**Extracted material:**
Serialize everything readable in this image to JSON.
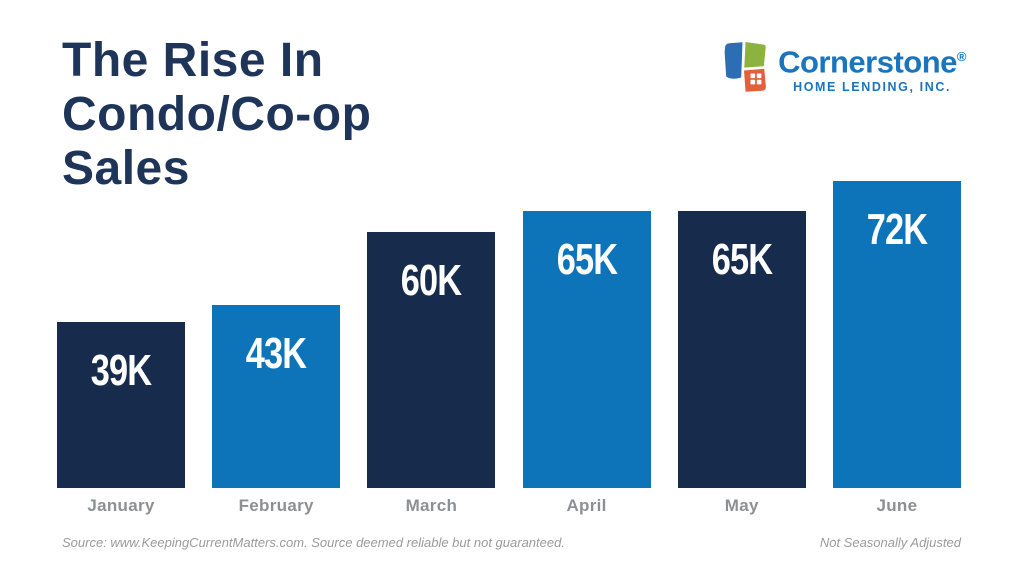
{
  "page": {
    "title_lines": [
      "The Rise In",
      "Condo/Co-op",
      "Sales"
    ]
  },
  "logo": {
    "brand": "Cornerstone",
    "registered": "®",
    "subtitle": "HOME LENDING, INC."
  },
  "chart_data": {
    "type": "bar",
    "title": "The Rise In Condo/Co-op Sales",
    "categories": [
      "January",
      "February",
      "March",
      "April",
      "May",
      "June"
    ],
    "values": [
      39,
      43,
      60,
      65,
      65,
      72
    ],
    "value_labels": [
      "39K",
      "43K",
      "60K",
      "65K",
      "65K",
      "72K"
    ],
    "bar_colors": [
      "#172b4d",
      "#0d74ba",
      "#172b4d",
      "#0d74ba",
      "#172b4d",
      "#0d74ba"
    ],
    "xlabel": "",
    "ylabel": "",
    "ylim": [
      0,
      72
    ],
    "grid": false,
    "legend": false,
    "value_label_position": "inside-top",
    "value_label_color": "#ffffff"
  },
  "footer": {
    "source": "Source: www.KeepingCurrentMatters.com. Source deemed reliable but not guaranteed.",
    "note": "Not Seasonally Adjusted"
  },
  "colors": {
    "navy": "#172b4d",
    "blue": "#0d74ba",
    "title_navy": "#1e3458",
    "category_gray": "#8d9093",
    "source_gray": "#9b9b9b",
    "logo_blue": "#1a75bc",
    "logo_icon_blue": "#2d6db4",
    "logo_icon_green": "#8cb23f",
    "logo_icon_orange": "#e2603c"
  }
}
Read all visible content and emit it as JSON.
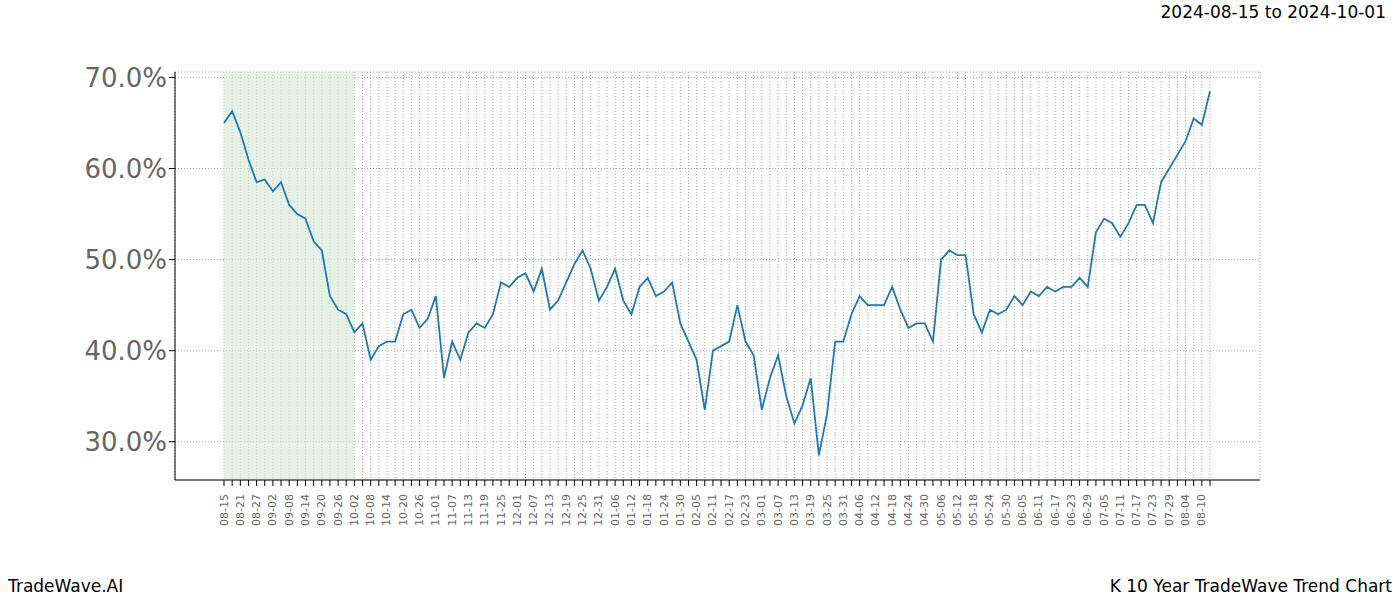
{
  "chart_data": {
    "type": "line",
    "title": "2024-08-15 to 2024-10-01",
    "annotations": [
      "TradeWave.AI",
      "K 10 Year TradeWave Trend Chart"
    ],
    "categories": [
      "08-15",
      null,
      "08-21",
      null,
      "08-27",
      null,
      "09-02",
      null,
      "09-08",
      null,
      "09-14",
      null,
      "09-20",
      null,
      "09-26",
      null,
      "10-02",
      null,
      "10-08",
      null,
      "10-14",
      null,
      "10-20",
      null,
      "10-26",
      null,
      "11-01",
      null,
      "11-07",
      null,
      "11-13",
      null,
      "11-19",
      null,
      "11-25",
      null,
      "12-01",
      null,
      "12-07",
      null,
      "12-13",
      null,
      "12-19",
      null,
      "12-25",
      null,
      "12-31",
      null,
      "01-06",
      null,
      "01-12",
      null,
      "01-18",
      null,
      "01-24",
      null,
      "01-30",
      null,
      "02-05",
      null,
      "02-11",
      null,
      "02-17",
      null,
      "02-23",
      null,
      "03-01",
      null,
      "03-07",
      null,
      "03-13",
      null,
      "03-19",
      null,
      "03-25",
      null,
      "03-31",
      null,
      "04-06",
      null,
      "04-12",
      null,
      "04-18",
      null,
      "04-24",
      null,
      "04-30",
      null,
      "05-06",
      null,
      "05-12",
      null,
      "05-18",
      null,
      "05-24",
      null,
      "05-30",
      null,
      "06-05",
      null,
      "06-11",
      null,
      "06-17",
      null,
      "06-23",
      null,
      "06-29",
      null,
      "07-05",
      null,
      "07-11",
      null,
      "07-17",
      null,
      "07-23",
      null,
      "07-29",
      null,
      "08-04",
      null,
      "08-10",
      null
    ],
    "values": [
      65,
      66.3,
      64,
      61,
      58.5,
      58.8,
      57.5,
      58.5,
      56,
      55,
      54.5,
      52,
      51,
      46,
      44.5,
      44,
      42,
      43,
      39,
      40.5,
      41,
      41,
      44,
      44.5,
      42.5,
      43.5,
      46,
      37,
      41,
      39,
      42,
      43,
      42.5,
      44,
      47.5,
      47,
      48,
      48.5,
      46.5,
      49,
      44.5,
      45.5,
      47.5,
      49.5,
      51,
      49,
      45.5,
      47,
      49,
      45.5,
      44,
      47,
      48,
      46,
      46.5,
      47.5,
      43,
      41,
      39,
      33.5,
      40,
      40.5,
      41,
      45,
      41,
      39.5,
      33.5,
      37,
      39.5,
      35,
      32,
      34,
      37,
      28.5,
      33,
      41,
      41,
      44,
      46,
      45,
      45,
      45,
      47,
      44.5,
      42.5,
      43,
      43,
      41,
      50,
      51,
      50.5,
      50.5,
      44,
      42,
      44.5,
      44,
      44.5,
      46,
      45,
      46.5,
      46,
      47,
      46.5,
      47,
      47,
      48,
      47,
      53,
      54.5,
      54,
      52.5,
      54,
      56,
      56,
      54,
      58.5,
      60,
      61.5,
      63,
      65.5,
      64.8,
      68.5
    ],
    "shaded": [
      "08-15",
      "10-02"
    ],
    "color": "#1f77b4",
    "ylim": [
      25.8,
      70.6
    ],
    "yticks": [
      {
        "value": 30,
        "label": "30.0%"
      },
      {
        "value": 40,
        "label": "40.0%"
      },
      {
        "value": 50,
        "label": "50.0%"
      },
      {
        "value": 60,
        "label": "60.0%"
      },
      {
        "value": 70,
        "label": "70.0%"
      }
    ],
    "grid": true
  }
}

**Written task:**
Omit the pictures and reproduce the listing exactly.

**Reply to the exercise:**
Serialize everything readable in this image to JSON.
{
  "page": {
    "title_lines": [
      "The Rise In",
      "Condo/Co-op",
      "Sales"
    ]
  },
  "logo": {
    "brand": "Cornerstone",
    "registered": "®",
    "subtitle": "HOME LENDING, INC."
  },
  "chart_data": {
    "type": "bar",
    "title": "The Rise In Condo/Co-op Sales",
    "categories": [
      "January",
      "February",
      "March",
      "April",
      "May",
      "June"
    ],
    "values": [
      39,
      43,
      60,
      65,
      65,
      72
    ],
    "value_labels": [
      "39K",
      "43K",
      "60K",
      "65K",
      "65K",
      "72K"
    ],
    "bar_colors": [
      "#172b4d",
      "#0d74ba",
      "#172b4d",
      "#0d74ba",
      "#172b4d",
      "#0d74ba"
    ],
    "xlabel": "",
    "ylabel": "",
    "ylim": [
      0,
      72
    ],
    "grid": false,
    "legend": false,
    "value_label_position": "inside-top",
    "value_label_color": "#ffffff"
  },
  "footer": {
    "source": "Source: www.KeepingCurrentMatters.com. Source deemed reliable but not guaranteed.",
    "note": "Not Seasonally Adjusted"
  },
  "colors": {
    "navy": "#172b4d",
    "blue": "#0d74ba",
    "title_navy": "#1e3458",
    "category_gray": "#8d9093",
    "source_gray": "#9b9b9b",
    "logo_blue": "#1a75bc",
    "logo_icon_blue": "#2d6db4",
    "logo_icon_green": "#8cb23f",
    "logo_icon_orange": "#e2603c"
  }
}
Read all visible content and emit it as JSON.
{
  "chart_data": {
    "type": "line",
    "title": "2024-08-15 to 2024-10-01",
    "annotations": [
      "TradeWave.AI",
      "K 10 Year TradeWave Trend Chart"
    ],
    "categories": [
      "08-15",
      null,
      "08-21",
      null,
      "08-27",
      null,
      "09-02",
      null,
      "09-08",
      null,
      "09-14",
      null,
      "09-20",
      null,
      "09-26",
      null,
      "10-02",
      null,
      "10-08",
      null,
      "10-14",
      null,
      "10-20",
      null,
      "10-26",
      null,
      "11-01",
      null,
      "11-07",
      null,
      "11-13",
      null,
      "11-19",
      null,
      "11-25",
      null,
      "12-01",
      null,
      "12-07",
      null,
      "12-13",
      null,
      "12-19",
      null,
      "12-25",
      null,
      "12-31",
      null,
      "01-06",
      null,
      "01-12",
      null,
      "01-18",
      null,
      "01-24",
      null,
      "01-30",
      null,
      "02-05",
      null,
      "02-11",
      null,
      "02-17",
      null,
      "02-23",
      null,
      "03-01",
      null,
      "03-07",
      null,
      "03-13",
      null,
      "03-19",
      null,
      "03-25",
      null,
      "03-31",
      null,
      "04-06",
      null,
      "04-12",
      null,
      "04-18",
      null,
      "04-24",
      null,
      "04-30",
      null,
      "05-06",
      null,
      "05-12",
      null,
      "05-18",
      null,
      "05-24",
      null,
      "05-30",
      null,
      "06-05",
      null,
      "06-11",
      null,
      "06-17",
      null,
      "06-23",
      null,
      "06-29",
      null,
      "07-05",
      null,
      "07-11",
      null,
      "07-17",
      null,
      "07-23",
      null,
      "07-29",
      null,
      "08-04",
      null,
      "08-10",
      null
    ],
    "values": [
      65,
      66.3,
      64,
      61,
      58.5,
      58.8,
      57.5,
      58.5,
      56,
      55,
      54.5,
      52,
      51,
      46,
      44.5,
      44,
      42,
      43,
      39,
      40.5,
      41,
      41,
      44,
      44.5,
      42.5,
      43.5,
      46,
      37,
      41,
      39,
      42,
      43,
      42.5,
      44,
      47.5,
      47,
      48,
      48.5,
      46.5,
      49,
      44.5,
      45.5,
      47.5,
      49.5,
      51,
      49,
      45.5,
      47,
      49,
      45.5,
      44,
      47,
      48,
      46,
      46.5,
      47.5,
      43,
      41,
      39,
      33.5,
      40,
      40.5,
      41,
      45,
      41,
      39.5,
      33.5,
      37,
      39.5,
      35,
      32,
      34,
      37,
      28.5,
      33,
      41,
      41,
      44,
      46,
      45,
      45,
      45,
      47,
      44.5,
      42.5,
      43,
      43,
      41,
      50,
      51,
      50.5,
      50.5,
      44,
      42,
      44.5,
      44,
      44.5,
      46,
      45,
      46.5,
      46,
      47,
      46.5,
      47,
      47,
      48,
      47,
      53,
      54.5,
      54,
      52.5,
      54,
      56,
      56,
      54,
      58.5,
      60,
      61.5,
      63,
      65.5,
      64.8,
      68.5
    ],
    "shaded": [
      "08-15",
      "10-02"
    ],
    "color": "#1f77b4",
    "ylim": [
      25.8,
      70.6
    ],
    "yticks": [
      {
        "value": 30,
        "label": "30.0%"
      },
      {
        "value": 40,
        "label": "40.0%"
      },
      {
        "value": 50,
        "label": "50.0%"
      },
      {
        "value": 60,
        "label": "60.0%"
      },
      {
        "value": 70,
        "label": "70.0%"
      }
    ],
    "grid": true
  }
}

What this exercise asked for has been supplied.